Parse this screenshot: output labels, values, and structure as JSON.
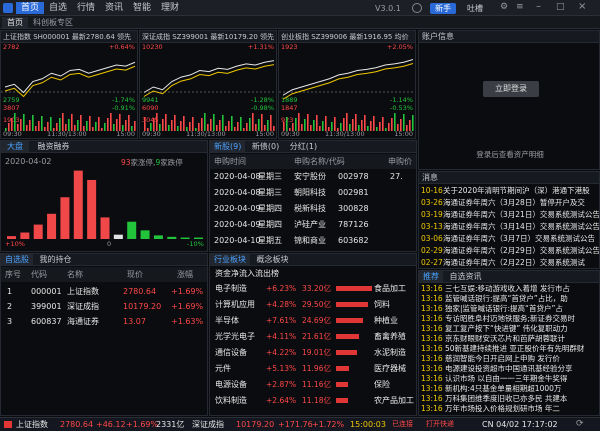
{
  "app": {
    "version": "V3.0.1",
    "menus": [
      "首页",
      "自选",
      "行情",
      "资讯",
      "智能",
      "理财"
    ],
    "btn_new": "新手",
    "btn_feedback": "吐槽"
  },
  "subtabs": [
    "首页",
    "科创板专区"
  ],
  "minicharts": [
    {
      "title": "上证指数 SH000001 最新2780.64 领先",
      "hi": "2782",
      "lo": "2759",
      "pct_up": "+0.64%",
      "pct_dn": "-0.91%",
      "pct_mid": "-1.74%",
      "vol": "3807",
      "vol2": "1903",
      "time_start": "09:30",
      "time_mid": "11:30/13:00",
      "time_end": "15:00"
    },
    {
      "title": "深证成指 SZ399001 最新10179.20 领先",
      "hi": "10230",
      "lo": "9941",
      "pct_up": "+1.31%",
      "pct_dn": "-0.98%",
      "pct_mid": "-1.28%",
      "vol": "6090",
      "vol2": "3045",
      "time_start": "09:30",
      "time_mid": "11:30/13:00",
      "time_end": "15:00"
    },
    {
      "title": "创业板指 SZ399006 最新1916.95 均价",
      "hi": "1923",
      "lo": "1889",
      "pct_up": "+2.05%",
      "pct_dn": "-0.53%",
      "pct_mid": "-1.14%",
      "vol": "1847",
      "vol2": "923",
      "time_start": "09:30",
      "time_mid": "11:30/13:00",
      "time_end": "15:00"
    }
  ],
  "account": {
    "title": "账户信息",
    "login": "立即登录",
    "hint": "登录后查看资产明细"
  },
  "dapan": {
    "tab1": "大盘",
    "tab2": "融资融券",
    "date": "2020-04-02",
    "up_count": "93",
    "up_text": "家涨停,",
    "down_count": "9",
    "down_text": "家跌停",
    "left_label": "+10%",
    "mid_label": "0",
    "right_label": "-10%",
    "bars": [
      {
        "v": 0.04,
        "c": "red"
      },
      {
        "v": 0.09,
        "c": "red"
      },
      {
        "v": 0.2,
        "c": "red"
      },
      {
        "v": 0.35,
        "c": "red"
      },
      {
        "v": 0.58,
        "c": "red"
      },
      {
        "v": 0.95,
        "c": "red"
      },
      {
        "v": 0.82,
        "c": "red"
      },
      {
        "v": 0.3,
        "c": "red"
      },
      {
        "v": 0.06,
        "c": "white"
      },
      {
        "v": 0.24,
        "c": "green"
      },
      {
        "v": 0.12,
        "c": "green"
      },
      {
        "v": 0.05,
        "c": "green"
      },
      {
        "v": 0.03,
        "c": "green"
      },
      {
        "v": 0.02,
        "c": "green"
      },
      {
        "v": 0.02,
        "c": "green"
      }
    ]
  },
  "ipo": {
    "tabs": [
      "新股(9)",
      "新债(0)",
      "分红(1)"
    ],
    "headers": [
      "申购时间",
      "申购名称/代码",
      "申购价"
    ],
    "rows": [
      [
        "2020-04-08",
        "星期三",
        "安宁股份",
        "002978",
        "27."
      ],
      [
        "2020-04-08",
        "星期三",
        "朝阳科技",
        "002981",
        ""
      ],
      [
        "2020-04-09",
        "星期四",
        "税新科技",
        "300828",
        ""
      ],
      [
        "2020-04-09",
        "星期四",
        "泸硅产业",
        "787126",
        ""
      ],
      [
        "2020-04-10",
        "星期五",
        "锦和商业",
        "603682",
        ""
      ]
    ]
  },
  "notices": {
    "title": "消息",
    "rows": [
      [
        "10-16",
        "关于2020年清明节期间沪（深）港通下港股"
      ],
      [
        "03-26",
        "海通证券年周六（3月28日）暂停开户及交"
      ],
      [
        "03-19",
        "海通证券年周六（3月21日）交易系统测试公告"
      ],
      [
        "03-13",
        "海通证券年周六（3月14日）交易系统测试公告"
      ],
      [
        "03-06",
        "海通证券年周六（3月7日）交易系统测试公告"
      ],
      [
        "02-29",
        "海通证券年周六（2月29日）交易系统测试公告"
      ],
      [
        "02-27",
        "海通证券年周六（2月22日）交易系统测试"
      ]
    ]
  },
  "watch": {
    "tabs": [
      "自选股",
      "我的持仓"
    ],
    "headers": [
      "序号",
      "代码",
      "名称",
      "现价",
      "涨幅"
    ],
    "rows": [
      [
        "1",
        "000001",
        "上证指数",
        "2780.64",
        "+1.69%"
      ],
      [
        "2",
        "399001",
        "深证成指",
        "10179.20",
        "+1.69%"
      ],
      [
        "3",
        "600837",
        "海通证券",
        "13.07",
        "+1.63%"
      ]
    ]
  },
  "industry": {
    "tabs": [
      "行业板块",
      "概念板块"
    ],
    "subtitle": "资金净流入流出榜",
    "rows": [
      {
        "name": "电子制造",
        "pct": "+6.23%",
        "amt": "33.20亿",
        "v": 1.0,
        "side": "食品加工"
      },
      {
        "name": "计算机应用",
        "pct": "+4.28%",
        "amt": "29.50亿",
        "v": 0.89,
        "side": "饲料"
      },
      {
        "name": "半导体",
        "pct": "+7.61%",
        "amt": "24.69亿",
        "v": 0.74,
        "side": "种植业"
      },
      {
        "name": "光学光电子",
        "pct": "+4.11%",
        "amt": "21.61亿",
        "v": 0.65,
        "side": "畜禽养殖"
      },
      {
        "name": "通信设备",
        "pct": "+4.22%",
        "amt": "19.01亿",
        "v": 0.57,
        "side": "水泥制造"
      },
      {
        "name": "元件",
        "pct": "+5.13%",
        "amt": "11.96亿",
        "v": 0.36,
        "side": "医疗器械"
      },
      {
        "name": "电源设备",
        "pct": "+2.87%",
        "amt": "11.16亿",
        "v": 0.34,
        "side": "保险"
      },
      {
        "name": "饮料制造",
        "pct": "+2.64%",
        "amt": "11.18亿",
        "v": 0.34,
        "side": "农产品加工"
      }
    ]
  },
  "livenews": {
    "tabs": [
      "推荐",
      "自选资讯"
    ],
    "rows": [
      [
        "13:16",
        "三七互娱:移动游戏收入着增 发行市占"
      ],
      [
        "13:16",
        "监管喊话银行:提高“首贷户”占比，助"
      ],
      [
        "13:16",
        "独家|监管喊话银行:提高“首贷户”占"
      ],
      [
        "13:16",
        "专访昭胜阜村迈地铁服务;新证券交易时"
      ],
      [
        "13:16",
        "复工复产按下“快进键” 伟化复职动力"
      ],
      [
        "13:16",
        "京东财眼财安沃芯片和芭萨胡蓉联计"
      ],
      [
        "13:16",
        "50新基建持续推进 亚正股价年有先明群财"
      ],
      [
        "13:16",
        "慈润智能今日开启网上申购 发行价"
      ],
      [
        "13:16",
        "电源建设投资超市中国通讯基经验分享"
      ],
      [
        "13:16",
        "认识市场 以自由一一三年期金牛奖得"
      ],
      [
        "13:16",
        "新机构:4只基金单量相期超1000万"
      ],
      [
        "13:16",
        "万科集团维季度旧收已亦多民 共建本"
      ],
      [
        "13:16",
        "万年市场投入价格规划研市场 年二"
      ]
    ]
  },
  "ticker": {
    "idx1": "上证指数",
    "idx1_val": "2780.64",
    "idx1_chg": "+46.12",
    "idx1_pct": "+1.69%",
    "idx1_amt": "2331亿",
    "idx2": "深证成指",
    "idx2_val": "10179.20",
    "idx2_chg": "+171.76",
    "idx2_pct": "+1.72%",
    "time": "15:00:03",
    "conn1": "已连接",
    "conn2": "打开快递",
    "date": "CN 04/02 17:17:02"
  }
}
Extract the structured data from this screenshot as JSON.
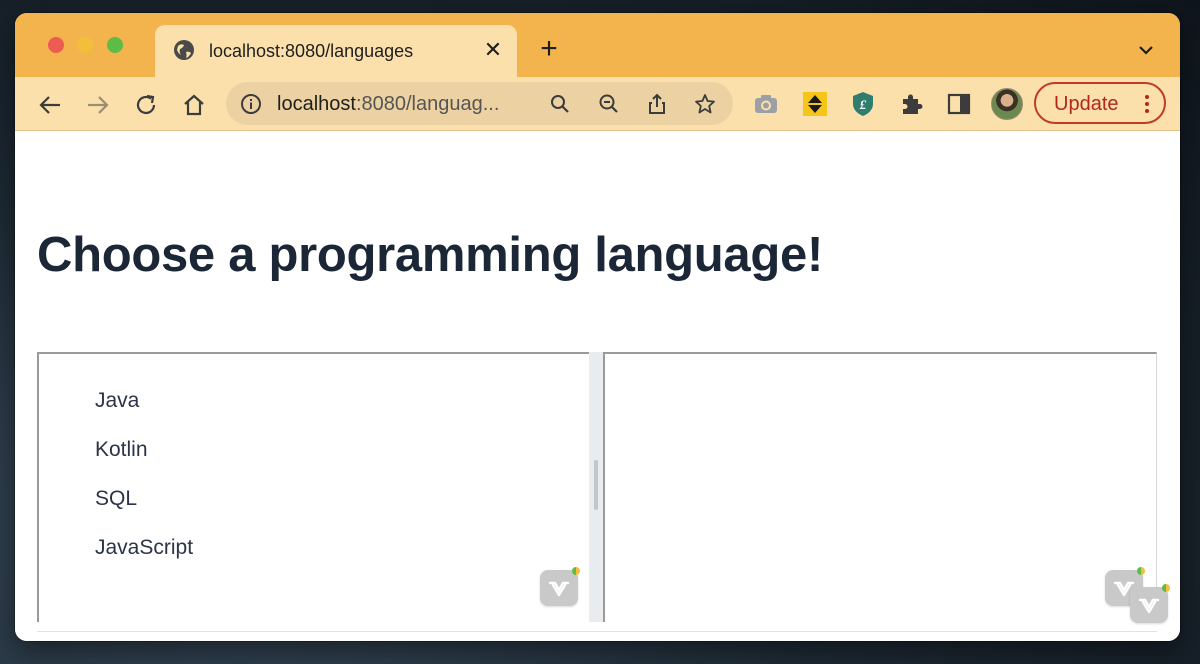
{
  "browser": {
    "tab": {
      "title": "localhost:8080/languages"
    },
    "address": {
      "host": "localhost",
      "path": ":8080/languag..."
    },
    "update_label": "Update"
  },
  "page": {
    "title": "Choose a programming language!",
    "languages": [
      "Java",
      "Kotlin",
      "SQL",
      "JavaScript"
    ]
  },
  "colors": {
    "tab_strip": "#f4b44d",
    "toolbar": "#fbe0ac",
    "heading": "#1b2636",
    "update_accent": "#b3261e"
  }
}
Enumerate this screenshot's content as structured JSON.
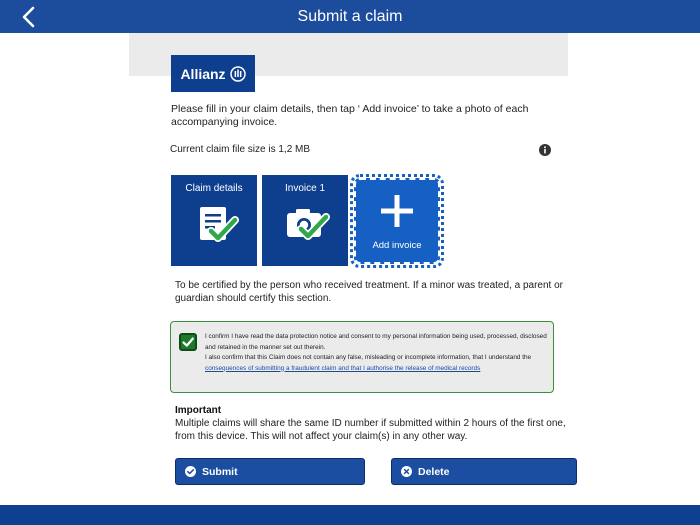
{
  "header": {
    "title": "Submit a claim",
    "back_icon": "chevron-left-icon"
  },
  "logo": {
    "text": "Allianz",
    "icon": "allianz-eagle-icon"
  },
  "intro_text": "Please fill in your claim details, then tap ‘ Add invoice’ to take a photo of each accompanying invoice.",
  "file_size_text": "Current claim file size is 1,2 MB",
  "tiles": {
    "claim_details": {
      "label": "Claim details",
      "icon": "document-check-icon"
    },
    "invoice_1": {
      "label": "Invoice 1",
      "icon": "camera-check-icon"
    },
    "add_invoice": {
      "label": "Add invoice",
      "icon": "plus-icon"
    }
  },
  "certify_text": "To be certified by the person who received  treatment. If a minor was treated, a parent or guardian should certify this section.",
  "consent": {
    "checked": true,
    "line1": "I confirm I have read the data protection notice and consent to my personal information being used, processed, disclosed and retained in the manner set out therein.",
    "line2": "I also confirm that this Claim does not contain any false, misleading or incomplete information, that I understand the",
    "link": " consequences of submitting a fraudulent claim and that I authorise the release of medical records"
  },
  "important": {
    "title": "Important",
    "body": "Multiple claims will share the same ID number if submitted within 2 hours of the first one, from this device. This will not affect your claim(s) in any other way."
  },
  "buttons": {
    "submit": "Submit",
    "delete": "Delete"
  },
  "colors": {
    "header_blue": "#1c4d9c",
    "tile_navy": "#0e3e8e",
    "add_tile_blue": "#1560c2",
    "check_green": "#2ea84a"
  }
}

=-=-=

__Written exercise__:
Looking at the entries above, say how many lines contain the word "your". Only the number is wanted.

__Solution__:
2